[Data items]
<<<<
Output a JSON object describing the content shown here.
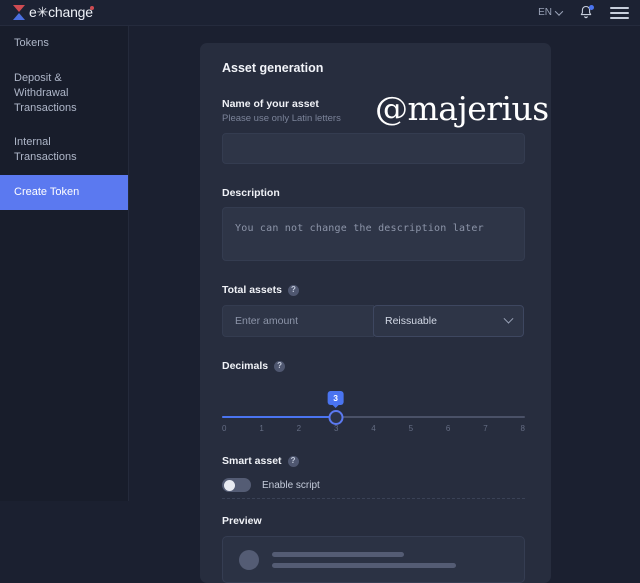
{
  "topbar": {
    "brand_text": "e✳change",
    "brand_icon": "hourglass-logo-icon",
    "language": "EN",
    "language_chevron": "chevron-down-icon",
    "notifications_icon": "bell-icon",
    "menu_icon": "hamburger-menu-icon"
  },
  "sidebar": {
    "items": [
      {
        "label": "Tokens",
        "active": false
      },
      {
        "label": "Deposit & Withdrawal Transactions",
        "active": false
      },
      {
        "label": "Internal Transactions",
        "active": false
      },
      {
        "label": "Create Token",
        "active": true
      }
    ]
  },
  "watermark": "@majerius",
  "card": {
    "title": "Asset generation",
    "name_field": {
      "label": "Name of your asset",
      "hint": "Please use only Latin letters",
      "value": "",
      "placeholder": ""
    },
    "description_field": {
      "label": "Description",
      "value": "",
      "placeholder": "You can not change the description later"
    },
    "total_assets": {
      "label": "Total assets",
      "help_icon": "help-circle-icon",
      "amount_placeholder": "Enter amount",
      "amount_value": "",
      "reissuable_selected": "Reissuable",
      "reissuable_chevron": "chevron-down-icon"
    },
    "decimals": {
      "label": "Decimals",
      "help_icon": "help-circle-icon",
      "value": 3,
      "min": 0,
      "max": 8,
      "ticks": [
        "0",
        "1",
        "2",
        "3",
        "4",
        "5",
        "6",
        "7",
        "8"
      ]
    },
    "smart_asset": {
      "label": "Smart asset",
      "help_icon": "help-circle-icon",
      "toggle_label": "Enable script",
      "toggle_on": false
    },
    "preview": {
      "label": "Preview",
      "avatar_icon": "avatar-placeholder-icon"
    }
  },
  "colors": {
    "page_bg": "#1b2030",
    "sidebar_bg": "#181d2b",
    "card_bg": "#272d3e",
    "accent": "#5b79f0",
    "slider_accent": "#4a74f0",
    "logo_red": "#cf4b52",
    "logo_blue": "#4a6fe0"
  }
}
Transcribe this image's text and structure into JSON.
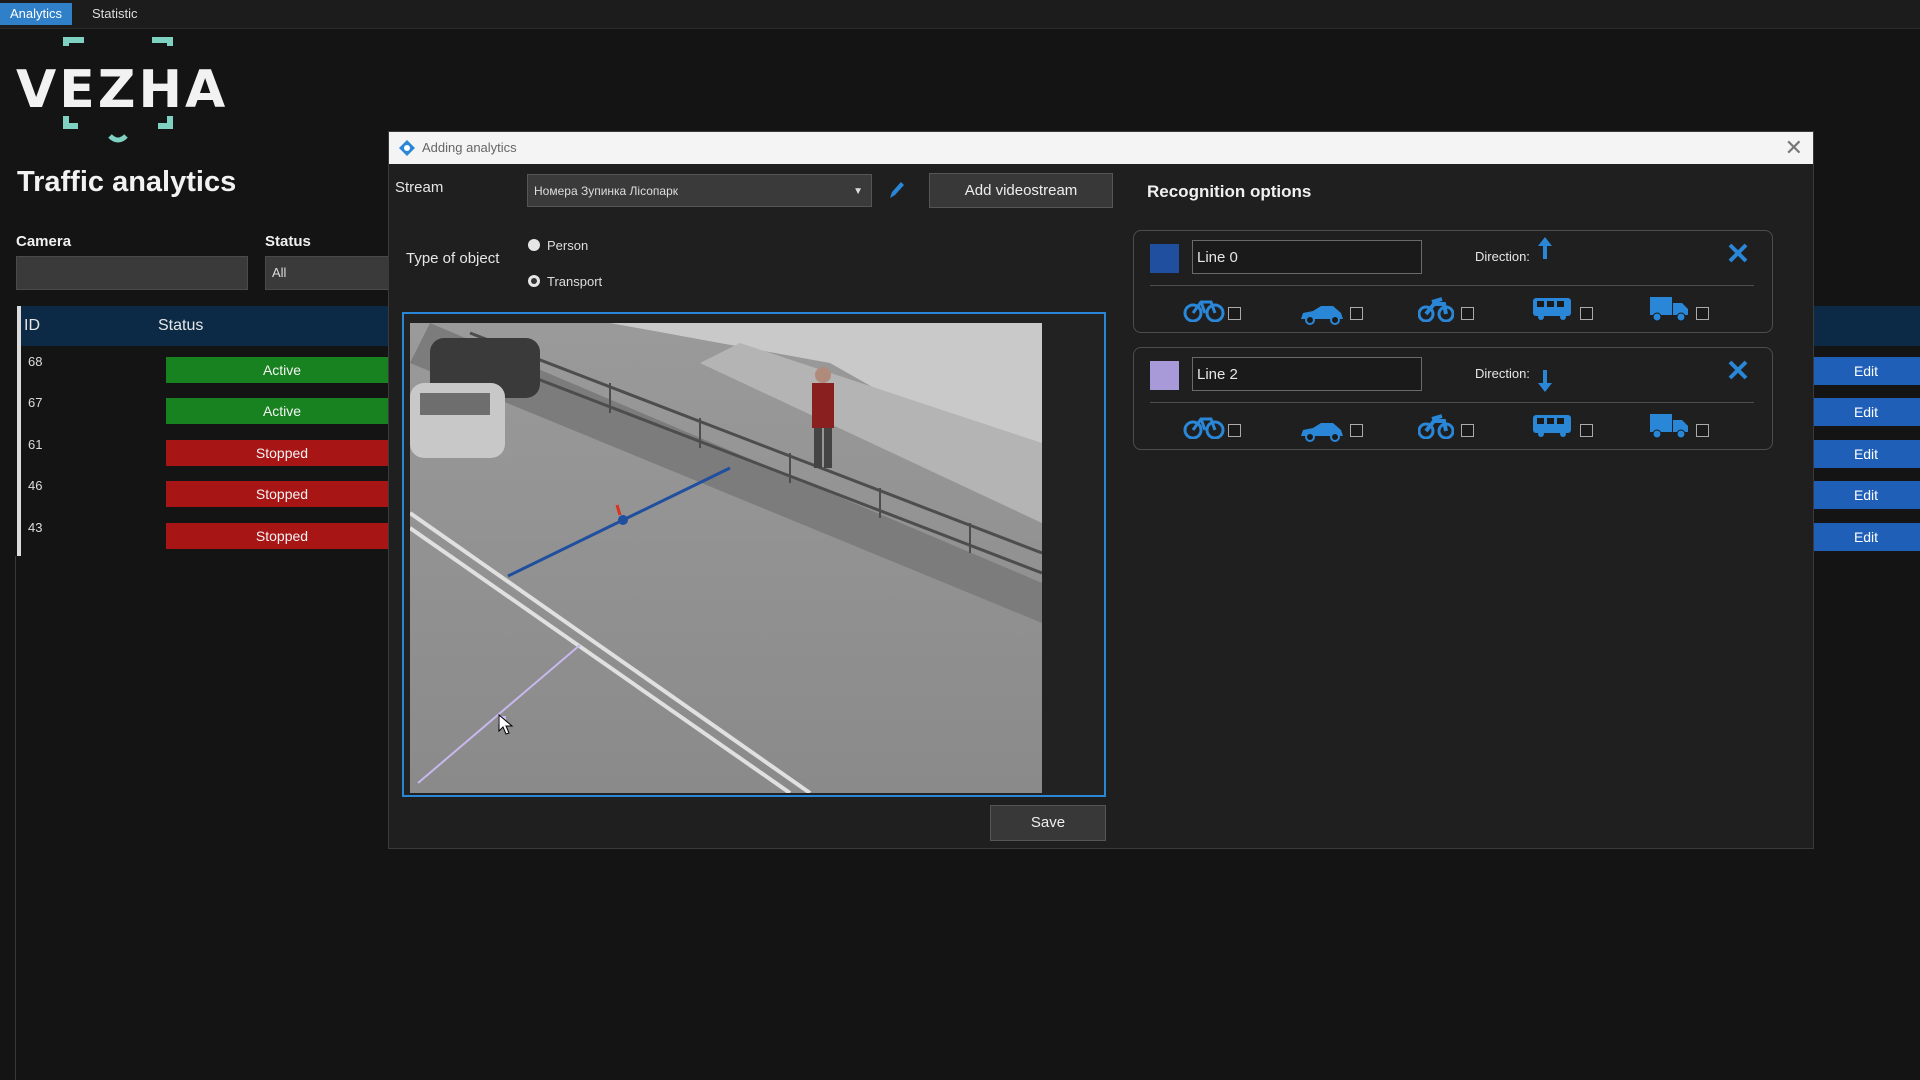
{
  "top_tabs": [
    {
      "label": "Analytics",
      "active": true
    },
    {
      "label": "Statistic",
      "active": false
    }
  ],
  "brand": {
    "logo_text": "VEZHA"
  },
  "page": {
    "title": "Traffic analytics"
  },
  "filters": {
    "camera_label": "Camera",
    "camera_value": "",
    "status_label": "Status",
    "status_value": "All"
  },
  "table": {
    "columns": [
      "ID",
      "Status"
    ],
    "rows": [
      {
        "id": "68",
        "status": "Active",
        "action": "Edit"
      },
      {
        "id": "67",
        "status": "Active",
        "action": "Edit"
      },
      {
        "id": "61",
        "status": "Stopped",
        "action": "Edit"
      },
      {
        "id": "46",
        "status": "Stopped",
        "action": "Edit"
      },
      {
        "id": "43",
        "status": "Stopped",
        "action": "Edit"
      }
    ]
  },
  "dialog": {
    "title": "Adding analytics",
    "stream_label": "Stream",
    "stream_value": "Номера Зупинка Лісопарк",
    "add_stream_button": "Add videostream",
    "type_label": "Type of object",
    "type_options": [
      {
        "label": "Person",
        "selected": false
      },
      {
        "label": "Transport",
        "selected": true
      }
    ],
    "save_button": "Save",
    "recognition_title": "Recognition options",
    "lines": [
      {
        "name": "Line 0",
        "color": "#1f4f9e",
        "direction_label": "Direction:",
        "direction": "up",
        "vehicles": [
          "bicycle-icon",
          "car-icon",
          "motorcycle-icon",
          "bus-icon",
          "truck-icon"
        ]
      },
      {
        "name": "Line 2",
        "color": "#a89ad8",
        "direction_label": "Direction:",
        "direction": "down",
        "vehicles": [
          "bicycle-icon",
          "car-icon",
          "motorcycle-icon",
          "bus-icon",
          "truck-icon"
        ]
      }
    ]
  },
  "colors": {
    "accent": "#2a86d6",
    "active": "#17821f",
    "stopped": "#a81515",
    "edit": "#1f5fb8"
  }
}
>>>>
• **OBJECTIVE**
Quote every line of the records above exactly; no picture is to be copied.

• **ANSWER TO THE PROBLEM**
Output a JSON object describing the content shown here.
{
  "topbar": {
    "brand_text": "e✳change",
    "brand_icon": "hourglass-logo-icon",
    "language": "EN",
    "language_chevron": "chevron-down-icon",
    "notifications_icon": "bell-icon",
    "menu_icon": "hamburger-menu-icon"
  },
  "sidebar": {
    "items": [
      {
        "label": "Tokens",
        "active": false
      },
      {
        "label": "Deposit & Withdrawal Transactions",
        "active": false
      },
      {
        "label": "Internal Transactions",
        "active": false
      },
      {
        "label": "Create Token",
        "active": true
      }
    ]
  },
  "watermark": "@majerius",
  "card": {
    "title": "Asset generation",
    "name_field": {
      "label": "Name of your asset",
      "hint": "Please use only Latin letters",
      "value": "",
      "placeholder": ""
    },
    "description_field": {
      "label": "Description",
      "value": "",
      "placeholder": "You can not change the description later"
    },
    "total_assets": {
      "label": "Total assets",
      "help_icon": "help-circle-icon",
      "amount_placeholder": "Enter amount",
      "amount_value": "",
      "reissuable_selected": "Reissuable",
      "reissuable_chevron": "chevron-down-icon"
    },
    "decimals": {
      "label": "Decimals",
      "help_icon": "help-circle-icon",
      "value": 3,
      "min": 0,
      "max": 8,
      "ticks": [
        "0",
        "1",
        "2",
        "3",
        "4",
        "5",
        "6",
        "7",
        "8"
      ]
    },
    "smart_asset": {
      "label": "Smart asset",
      "help_icon": "help-circle-icon",
      "toggle_label": "Enable script",
      "toggle_on": false
    },
    "preview": {
      "label": "Preview",
      "avatar_icon": "avatar-placeholder-icon"
    }
  },
  "colors": {
    "page_bg": "#1b2030",
    "sidebar_bg": "#181d2b",
    "card_bg": "#272d3e",
    "accent": "#5b79f0",
    "slider_accent": "#4a74f0",
    "logo_red": "#cf4b52",
    "logo_blue": "#4a6fe0"
  }
}
Transcribe this image's text and structure into JSON.
{
  "top_tabs": [
    {
      "label": "Analytics",
      "active": true
    },
    {
      "label": "Statistic",
      "active": false
    }
  ],
  "brand": {
    "logo_text": "VEZHA"
  },
  "page": {
    "title": "Traffic analytics"
  },
  "filters": {
    "camera_label": "Camera",
    "camera_value": "",
    "status_label": "Status",
    "status_value": "All"
  },
  "table": {
    "columns": [
      "ID",
      "Status"
    ],
    "rows": [
      {
        "id": "68",
        "status": "Active",
        "action": "Edit"
      },
      {
        "id": "67",
        "status": "Active",
        "action": "Edit"
      },
      {
        "id": "61",
        "status": "Stopped",
        "action": "Edit"
      },
      {
        "id": "46",
        "status": "Stopped",
        "action": "Edit"
      },
      {
        "id": "43",
        "status": "Stopped",
        "action": "Edit"
      }
    ]
  },
  "dialog": {
    "title": "Adding analytics",
    "stream_label": "Stream",
    "stream_value": "Номера Зупинка Лісопарк",
    "add_stream_button": "Add videostream",
    "type_label": "Type of object",
    "type_options": [
      {
        "label": "Person",
        "selected": false
      },
      {
        "label": "Transport",
        "selected": true
      }
    ],
    "save_button": "Save",
    "recognition_title": "Recognition options",
    "lines": [
      {
        "name": "Line 0",
        "color": "#1f4f9e",
        "direction_label": "Direction:",
        "direction": "up",
        "vehicles": [
          "bicycle-icon",
          "car-icon",
          "motorcycle-icon",
          "bus-icon",
          "truck-icon"
        ]
      },
      {
        "name": "Line 2",
        "color": "#a89ad8",
        "direction_label": "Direction:",
        "direction": "down",
        "vehicles": [
          "bicycle-icon",
          "car-icon",
          "motorcycle-icon",
          "bus-icon",
          "truck-icon"
        ]
      }
    ]
  },
  "colors": {
    "accent": "#2a86d6",
    "active": "#17821f",
    "stopped": "#a81515",
    "edit": "#1f5fb8"
  }
}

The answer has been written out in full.